> **Stated problem**:
Write the listing below out again exactly, dropping the images.

Data items
------
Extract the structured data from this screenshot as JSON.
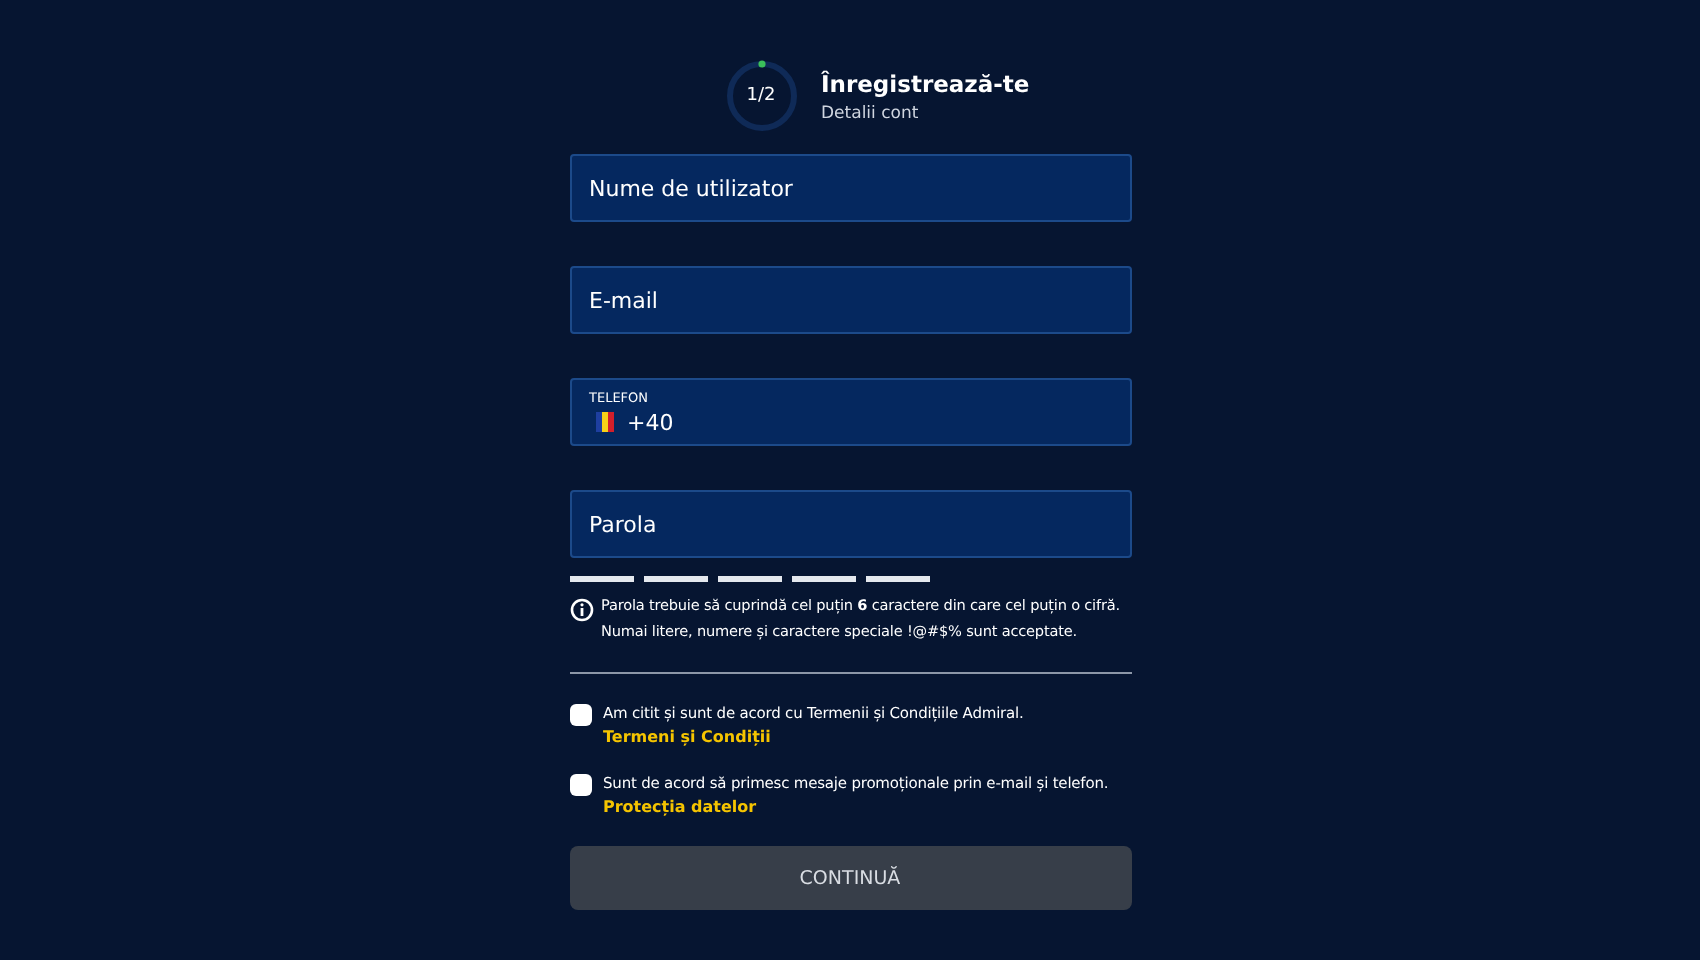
{
  "header": {
    "step": "1/2",
    "title": "Înregistrează-te",
    "subtitle": "Detalii cont"
  },
  "fields": [
    {
      "kind": "text",
      "placeholder": "Nume de utilizator"
    },
    {
      "kind": "text",
      "placeholder": "E-mail"
    },
    {
      "kind": "phone",
      "label": "TELEFON",
      "value": "+40"
    },
    {
      "kind": "text",
      "placeholder": "Parola"
    }
  ],
  "hint": "Parola trebuie să cuprindă cel puțin **6** caractere din care cel puțin o cifră. Numai litere, numere și caractere speciale !@#$% sunt acceptate.",
  "consents": [
    {
      "text": "Am citit și sunt de acord cu Termenii și Condițiile Admiral.",
      "link": "Termeni și Condiții",
      "checked": false
    },
    {
      "text": "Sunt de acord să primesc mesaje promoționale prin e-mail și telefon.",
      "link": "Protecția datelor",
      "checked": false
    }
  ],
  "button": {
    "label": "CONTINUĂ",
    "disabled": true
  }
}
------
> **Answer to this exercise**:
Extract the structured data from this screenshot as JSON.
{
  "header": {
    "step": "1/2",
    "title": "Înregistrează-te",
    "subtitle": "Detalii cont"
  },
  "fields": [
    {
      "kind": "text",
      "placeholder": "Nume de utilizator"
    },
    {
      "kind": "text",
      "placeholder": "E-mail"
    },
    {
      "kind": "phone",
      "label": "TELEFON",
      "value": "+40"
    },
    {
      "kind": "text",
      "placeholder": "Parola"
    }
  ],
  "hint": "Parola trebuie să cuprindă cel puțin **6** caractere din care cel puțin o cifră. Numai litere, numere și caractere speciale !@#$% sunt acceptate.",
  "consents": [
    {
      "text": "Am citit și sunt de acord cu Termenii și Condițiile Admiral.",
      "link": "Termeni și Condiții",
      "checked": false
    },
    {
      "text": "Sunt de acord să primesc mesaje promoționale prin e-mail și telefon.",
      "link": "Protecția datelor",
      "checked": false
    }
  ],
  "button": {
    "label": "CONTINUĂ",
    "disabled": true
  }
}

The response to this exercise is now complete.